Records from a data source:
(begin)

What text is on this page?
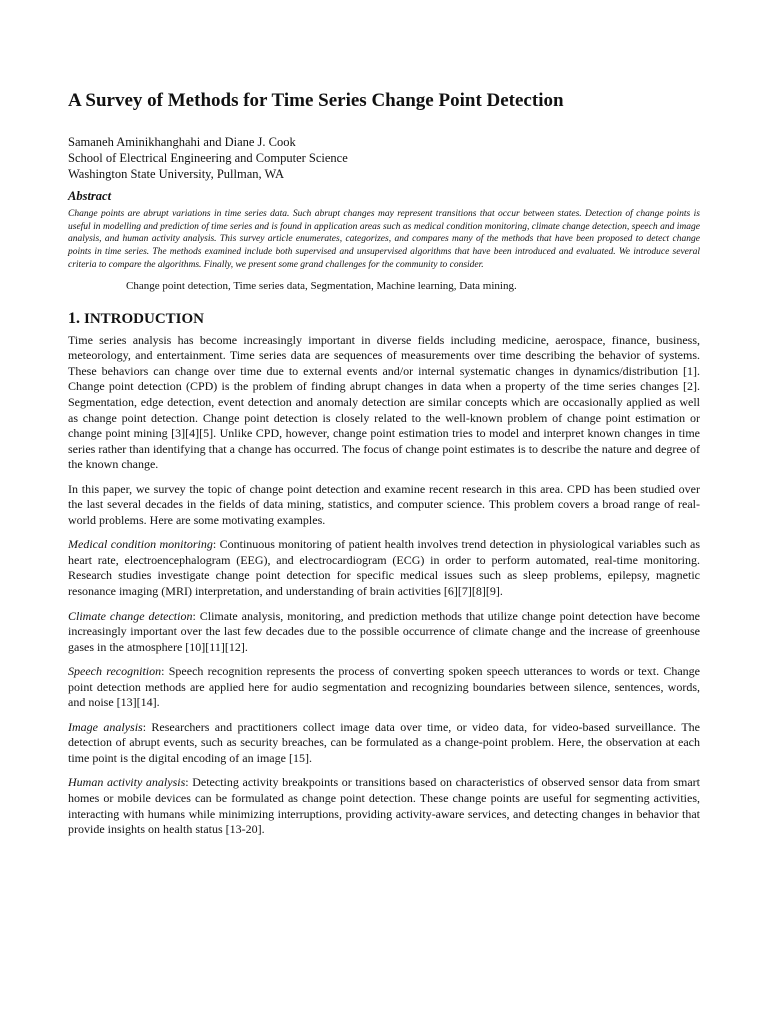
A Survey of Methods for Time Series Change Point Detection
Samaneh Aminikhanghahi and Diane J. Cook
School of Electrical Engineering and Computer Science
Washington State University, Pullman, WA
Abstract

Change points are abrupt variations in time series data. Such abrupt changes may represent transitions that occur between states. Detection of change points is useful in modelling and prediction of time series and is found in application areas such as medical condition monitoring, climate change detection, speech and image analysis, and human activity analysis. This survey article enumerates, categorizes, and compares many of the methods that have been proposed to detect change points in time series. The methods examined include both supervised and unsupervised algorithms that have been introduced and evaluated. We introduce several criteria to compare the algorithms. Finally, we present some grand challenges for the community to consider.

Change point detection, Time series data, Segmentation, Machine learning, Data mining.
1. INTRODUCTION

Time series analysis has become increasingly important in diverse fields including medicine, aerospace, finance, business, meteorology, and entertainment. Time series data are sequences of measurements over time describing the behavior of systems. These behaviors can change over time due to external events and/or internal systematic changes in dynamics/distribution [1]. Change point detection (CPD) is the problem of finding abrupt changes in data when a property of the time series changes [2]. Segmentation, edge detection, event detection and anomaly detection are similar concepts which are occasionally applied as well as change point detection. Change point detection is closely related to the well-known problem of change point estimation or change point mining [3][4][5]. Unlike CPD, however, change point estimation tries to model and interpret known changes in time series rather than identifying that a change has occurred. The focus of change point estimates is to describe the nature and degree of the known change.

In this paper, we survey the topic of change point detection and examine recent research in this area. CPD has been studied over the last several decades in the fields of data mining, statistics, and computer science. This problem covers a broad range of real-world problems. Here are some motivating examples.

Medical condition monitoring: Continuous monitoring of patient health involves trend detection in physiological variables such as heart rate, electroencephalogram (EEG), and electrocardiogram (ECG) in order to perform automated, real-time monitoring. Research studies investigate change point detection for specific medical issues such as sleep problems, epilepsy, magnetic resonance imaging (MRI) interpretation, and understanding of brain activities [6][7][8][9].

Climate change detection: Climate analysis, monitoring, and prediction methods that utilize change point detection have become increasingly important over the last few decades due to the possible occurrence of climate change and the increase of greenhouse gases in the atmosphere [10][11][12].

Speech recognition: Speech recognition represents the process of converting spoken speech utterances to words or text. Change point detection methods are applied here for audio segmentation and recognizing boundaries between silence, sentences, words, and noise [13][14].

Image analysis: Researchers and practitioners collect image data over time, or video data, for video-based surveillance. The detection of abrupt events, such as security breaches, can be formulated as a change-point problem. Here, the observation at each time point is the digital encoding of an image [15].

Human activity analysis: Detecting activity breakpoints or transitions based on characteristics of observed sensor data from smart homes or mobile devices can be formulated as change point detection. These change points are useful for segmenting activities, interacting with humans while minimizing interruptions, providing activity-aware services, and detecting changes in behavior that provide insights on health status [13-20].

(end)

Make an exact copy of all the material, but keep the pictures out of it.

● WORKED ANSWER:
What text is on this page?
A Survey of Methods for Time Series Change Point Detection
Samaneh Aminikhanghahi and Diane J. Cook
School of Electrical Engineering and Computer Science
Washington State University, Pullman, WA
Abstract

Change points are abrupt variations in time series data. Such abrupt changes may represent transitions that occur between states. Detection of change points is useful in modelling and prediction of time series and is found in application areas such as medical condition monitoring, climate change detection, speech and image analysis, and human activity analysis. This survey article enumerates, categorizes, and compares many of the methods that have been proposed to detect change points in time series. The methods examined include both supervised and unsupervised algorithms that have been introduced and evaluated. We introduce several criteria to compare the algorithms. Finally, we present some grand challenges for the community to consider.

Change point detection, Time series data, Segmentation, Machine learning, Data mining.
1. INTRODUCTION

Time series analysis has become increasingly important in diverse fields including medicine, aerospace, finance, business, meteorology, and entertainment. Time series data are sequences of measurements over time describing the behavior of systems. These behaviors can change over time due to external events and/or internal systematic changes in dynamics/distribution [1]. Change point detection (CPD) is the problem of finding abrupt changes in data when a property of the time series changes [2]. Segmentation, edge detection, event detection and anomaly detection are similar concepts which are occasionally applied as well as change point detection. Change point detection is closely related to the well-known problem of change point estimation or change point mining [3][4][5]. Unlike CPD, however, change point estimation tries to model and interpret known changes in time series rather than identifying that a change has occurred. The focus of change point estimates is to describe the nature and degree of the known change.

In this paper, we survey the topic of change point detection and examine recent research in this area. CPD has been studied over the last several decades in the fields of data mining, statistics, and computer science. This problem covers a broad range of real-world problems. Here are some motivating examples.

Medical condition monitoring: Continuous monitoring of patient health involves trend detection in physiological variables such as heart rate, electroencephalogram (EEG), and electrocardiogram (ECG) in order to perform automated, real-time monitoring. Research studies investigate change point detection for specific medical issues such as sleep problems, epilepsy, magnetic resonance imaging (MRI) interpretation, and understanding of brain activities [6][7][8][9].

Climate change detection: Climate analysis, monitoring, and prediction methods that utilize change point detection have become increasingly important over the last few decades due to the possible occurrence of climate change and the increase of greenhouse gases in the atmosphere [10][11][12].

Speech recognition: Speech recognition represents the process of converting spoken speech utterances to words or text. Change point detection methods are applied here for audio segmentation and recognizing boundaries between silence, sentences, words, and noise [13][14].

Image analysis: Researchers and practitioners collect image data over time, or video data, for video-based surveillance. The detection of abrupt events, such as security breaches, can be formulated as a change-point problem. Here, the observation at each time point is the digital encoding of an image [15].

Human activity analysis: Detecting activity breakpoints or transitions based on characteristics of observed sensor data from smart homes or mobile devices can be formulated as change point detection. These change points are useful for segmenting activities, interacting with humans while minimizing interruptions, providing activity-aware services, and detecting changes in behavior that provide insights on health status [13-20].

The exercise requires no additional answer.